(Saved data entries)
== == ==

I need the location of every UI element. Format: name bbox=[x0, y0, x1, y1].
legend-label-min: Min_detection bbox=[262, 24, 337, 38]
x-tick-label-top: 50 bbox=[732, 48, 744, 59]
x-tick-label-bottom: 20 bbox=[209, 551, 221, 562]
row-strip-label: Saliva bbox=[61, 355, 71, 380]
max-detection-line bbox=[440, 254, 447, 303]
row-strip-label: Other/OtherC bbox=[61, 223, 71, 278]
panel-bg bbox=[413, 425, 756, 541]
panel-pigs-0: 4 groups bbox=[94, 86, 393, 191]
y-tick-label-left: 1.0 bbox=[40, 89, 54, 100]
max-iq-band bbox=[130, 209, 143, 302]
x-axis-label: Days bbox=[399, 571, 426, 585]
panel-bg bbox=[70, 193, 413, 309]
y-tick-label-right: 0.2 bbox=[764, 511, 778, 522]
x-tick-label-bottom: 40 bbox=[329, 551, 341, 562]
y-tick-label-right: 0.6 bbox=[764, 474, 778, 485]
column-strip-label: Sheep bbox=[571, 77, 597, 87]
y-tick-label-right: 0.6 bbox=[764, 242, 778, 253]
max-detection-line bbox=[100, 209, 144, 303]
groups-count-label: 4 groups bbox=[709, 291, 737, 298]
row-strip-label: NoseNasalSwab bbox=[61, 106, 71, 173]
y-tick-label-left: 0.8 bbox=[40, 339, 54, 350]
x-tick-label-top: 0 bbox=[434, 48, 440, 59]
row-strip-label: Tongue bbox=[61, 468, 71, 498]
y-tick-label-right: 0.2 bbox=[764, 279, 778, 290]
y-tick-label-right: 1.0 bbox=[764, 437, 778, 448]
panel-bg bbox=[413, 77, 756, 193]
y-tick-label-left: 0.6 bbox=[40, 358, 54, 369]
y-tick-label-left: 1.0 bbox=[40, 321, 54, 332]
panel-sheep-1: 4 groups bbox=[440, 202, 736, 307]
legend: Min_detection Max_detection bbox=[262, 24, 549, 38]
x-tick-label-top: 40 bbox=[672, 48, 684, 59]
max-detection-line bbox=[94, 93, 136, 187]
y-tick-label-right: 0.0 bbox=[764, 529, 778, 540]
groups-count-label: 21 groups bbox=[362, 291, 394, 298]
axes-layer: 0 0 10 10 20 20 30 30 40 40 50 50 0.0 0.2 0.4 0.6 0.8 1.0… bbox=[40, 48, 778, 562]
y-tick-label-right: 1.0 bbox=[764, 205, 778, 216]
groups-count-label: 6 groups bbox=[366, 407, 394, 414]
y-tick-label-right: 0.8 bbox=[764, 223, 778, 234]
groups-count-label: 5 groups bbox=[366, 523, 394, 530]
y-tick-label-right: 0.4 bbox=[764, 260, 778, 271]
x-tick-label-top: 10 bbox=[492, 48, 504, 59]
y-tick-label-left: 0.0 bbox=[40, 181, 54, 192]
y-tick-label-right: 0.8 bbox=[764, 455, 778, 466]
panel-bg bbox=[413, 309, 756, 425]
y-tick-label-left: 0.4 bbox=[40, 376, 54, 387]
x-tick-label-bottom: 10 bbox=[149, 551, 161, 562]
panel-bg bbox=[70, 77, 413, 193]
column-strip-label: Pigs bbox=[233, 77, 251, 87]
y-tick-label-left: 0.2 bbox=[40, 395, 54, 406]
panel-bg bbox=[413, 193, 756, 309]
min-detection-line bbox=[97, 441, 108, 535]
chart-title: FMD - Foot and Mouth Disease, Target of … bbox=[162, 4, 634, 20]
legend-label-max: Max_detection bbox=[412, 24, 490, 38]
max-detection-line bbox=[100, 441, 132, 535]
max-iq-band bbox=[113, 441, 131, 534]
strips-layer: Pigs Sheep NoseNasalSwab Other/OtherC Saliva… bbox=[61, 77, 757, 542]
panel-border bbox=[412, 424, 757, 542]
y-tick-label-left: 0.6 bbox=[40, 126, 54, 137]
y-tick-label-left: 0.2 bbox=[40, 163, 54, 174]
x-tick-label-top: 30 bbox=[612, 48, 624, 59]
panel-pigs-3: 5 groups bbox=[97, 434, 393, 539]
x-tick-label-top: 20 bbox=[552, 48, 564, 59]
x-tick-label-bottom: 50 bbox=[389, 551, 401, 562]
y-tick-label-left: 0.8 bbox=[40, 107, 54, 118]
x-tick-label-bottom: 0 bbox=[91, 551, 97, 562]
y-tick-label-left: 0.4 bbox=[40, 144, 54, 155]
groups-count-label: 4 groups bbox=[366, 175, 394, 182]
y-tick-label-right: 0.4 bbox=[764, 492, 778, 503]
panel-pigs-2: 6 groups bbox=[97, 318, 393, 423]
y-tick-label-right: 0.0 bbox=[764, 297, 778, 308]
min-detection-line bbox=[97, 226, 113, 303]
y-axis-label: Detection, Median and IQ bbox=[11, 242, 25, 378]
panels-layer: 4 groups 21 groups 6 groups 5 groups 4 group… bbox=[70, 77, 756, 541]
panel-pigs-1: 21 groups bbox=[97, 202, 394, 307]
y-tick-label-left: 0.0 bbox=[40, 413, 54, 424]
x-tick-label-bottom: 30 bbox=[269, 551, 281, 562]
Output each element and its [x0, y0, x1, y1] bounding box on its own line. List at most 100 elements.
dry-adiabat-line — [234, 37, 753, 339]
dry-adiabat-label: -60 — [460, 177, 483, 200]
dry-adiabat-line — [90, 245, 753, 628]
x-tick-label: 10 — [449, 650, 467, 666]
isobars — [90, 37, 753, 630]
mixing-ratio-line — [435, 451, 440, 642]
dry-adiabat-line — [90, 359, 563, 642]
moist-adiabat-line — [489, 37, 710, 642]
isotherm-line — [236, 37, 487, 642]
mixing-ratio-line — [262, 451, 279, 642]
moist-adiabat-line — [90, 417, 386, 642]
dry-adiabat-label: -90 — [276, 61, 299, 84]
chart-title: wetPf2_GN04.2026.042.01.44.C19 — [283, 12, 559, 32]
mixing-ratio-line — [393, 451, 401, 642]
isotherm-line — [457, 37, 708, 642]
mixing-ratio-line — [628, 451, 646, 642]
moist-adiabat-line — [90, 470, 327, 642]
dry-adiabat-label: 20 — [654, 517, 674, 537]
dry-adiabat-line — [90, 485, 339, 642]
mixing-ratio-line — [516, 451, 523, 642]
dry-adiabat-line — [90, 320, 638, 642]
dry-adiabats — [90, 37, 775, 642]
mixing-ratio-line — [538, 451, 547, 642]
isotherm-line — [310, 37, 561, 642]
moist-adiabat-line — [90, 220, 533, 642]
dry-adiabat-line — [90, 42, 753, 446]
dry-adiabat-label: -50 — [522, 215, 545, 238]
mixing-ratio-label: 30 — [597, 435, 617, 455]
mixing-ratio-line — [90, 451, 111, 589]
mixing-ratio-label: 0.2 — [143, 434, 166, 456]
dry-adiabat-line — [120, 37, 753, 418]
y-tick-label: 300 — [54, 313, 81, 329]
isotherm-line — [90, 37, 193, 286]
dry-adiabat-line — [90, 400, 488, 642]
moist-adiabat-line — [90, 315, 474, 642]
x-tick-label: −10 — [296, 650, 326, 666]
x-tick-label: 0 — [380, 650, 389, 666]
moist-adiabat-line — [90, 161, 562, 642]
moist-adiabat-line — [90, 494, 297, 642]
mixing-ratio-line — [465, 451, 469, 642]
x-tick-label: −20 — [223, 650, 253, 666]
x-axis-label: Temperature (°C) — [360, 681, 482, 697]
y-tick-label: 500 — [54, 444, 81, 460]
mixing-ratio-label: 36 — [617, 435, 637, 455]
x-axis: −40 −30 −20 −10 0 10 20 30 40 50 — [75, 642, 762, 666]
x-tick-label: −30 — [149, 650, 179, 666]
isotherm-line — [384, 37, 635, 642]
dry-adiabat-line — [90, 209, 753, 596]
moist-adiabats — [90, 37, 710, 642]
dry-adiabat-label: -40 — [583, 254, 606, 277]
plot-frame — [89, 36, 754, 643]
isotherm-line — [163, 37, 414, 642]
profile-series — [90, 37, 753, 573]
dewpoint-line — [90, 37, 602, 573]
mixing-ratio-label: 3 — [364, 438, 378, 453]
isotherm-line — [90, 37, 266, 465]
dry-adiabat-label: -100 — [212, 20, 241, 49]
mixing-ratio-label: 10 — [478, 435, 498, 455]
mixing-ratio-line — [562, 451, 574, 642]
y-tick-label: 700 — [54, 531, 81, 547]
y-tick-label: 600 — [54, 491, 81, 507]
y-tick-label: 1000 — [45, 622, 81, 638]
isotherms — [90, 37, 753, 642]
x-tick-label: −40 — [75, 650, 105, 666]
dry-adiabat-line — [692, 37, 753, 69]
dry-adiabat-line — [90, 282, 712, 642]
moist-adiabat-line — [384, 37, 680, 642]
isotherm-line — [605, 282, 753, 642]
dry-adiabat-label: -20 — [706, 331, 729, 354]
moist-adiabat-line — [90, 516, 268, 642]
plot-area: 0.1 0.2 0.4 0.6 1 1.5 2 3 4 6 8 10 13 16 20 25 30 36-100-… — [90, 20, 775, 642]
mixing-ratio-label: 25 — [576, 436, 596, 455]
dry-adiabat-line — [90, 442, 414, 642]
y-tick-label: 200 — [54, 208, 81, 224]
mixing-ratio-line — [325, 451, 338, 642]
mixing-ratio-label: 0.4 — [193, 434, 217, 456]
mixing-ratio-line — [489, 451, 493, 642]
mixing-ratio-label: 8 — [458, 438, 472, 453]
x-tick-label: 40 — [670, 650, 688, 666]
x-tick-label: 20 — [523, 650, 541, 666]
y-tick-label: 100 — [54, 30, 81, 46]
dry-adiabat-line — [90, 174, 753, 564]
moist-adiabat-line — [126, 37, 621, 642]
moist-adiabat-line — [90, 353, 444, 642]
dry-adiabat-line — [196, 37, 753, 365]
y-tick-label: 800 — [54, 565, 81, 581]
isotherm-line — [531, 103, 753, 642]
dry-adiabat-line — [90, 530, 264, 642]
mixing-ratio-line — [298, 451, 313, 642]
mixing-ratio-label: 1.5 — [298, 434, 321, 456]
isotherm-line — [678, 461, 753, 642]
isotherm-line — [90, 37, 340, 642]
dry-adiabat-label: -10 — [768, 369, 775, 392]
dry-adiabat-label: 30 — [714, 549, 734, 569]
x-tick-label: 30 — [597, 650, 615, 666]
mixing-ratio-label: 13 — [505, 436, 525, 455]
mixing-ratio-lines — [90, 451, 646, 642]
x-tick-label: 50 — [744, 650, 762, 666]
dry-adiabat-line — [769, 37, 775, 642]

== == ==

Problem to solve: Copy out the data above from its first line through the line containing "y-tick-label-right: 0.6 bbox=[764, 242, 778, 253]", keeping both ends.

The completed task:
I need the location of every UI element. Format: name bbox=[x0, y0, x1, y1].
legend-label-min: Min_detection bbox=[262, 24, 337, 38]
x-tick-label-top: 50 bbox=[732, 48, 744, 59]
x-tick-label-bottom: 20 bbox=[209, 551, 221, 562]
row-strip-label: Saliva bbox=[61, 355, 71, 380]
max-detection-line bbox=[440, 254, 447, 303]
row-strip-label: Other/OtherC bbox=[61, 223, 71, 278]
panel-bg bbox=[413, 425, 756, 541]
panel-pigs-0: 4 groups bbox=[94, 86, 393, 191]
y-tick-label-left: 1.0 bbox=[40, 89, 54, 100]
max-iq-band bbox=[130, 209, 143, 302]
x-axis-label: Days bbox=[399, 571, 426, 585]
panel-bg bbox=[70, 193, 413, 309]
y-tick-label-right: 0.2 bbox=[764, 511, 778, 522]
x-tick-label-bottom: 40 bbox=[329, 551, 341, 562]
y-tick-label-right: 0.6 bbox=[764, 474, 778, 485]
column-strip-label: Sheep bbox=[571, 77, 597, 87]
y-tick-label-right: 0.6 bbox=[764, 242, 778, 253]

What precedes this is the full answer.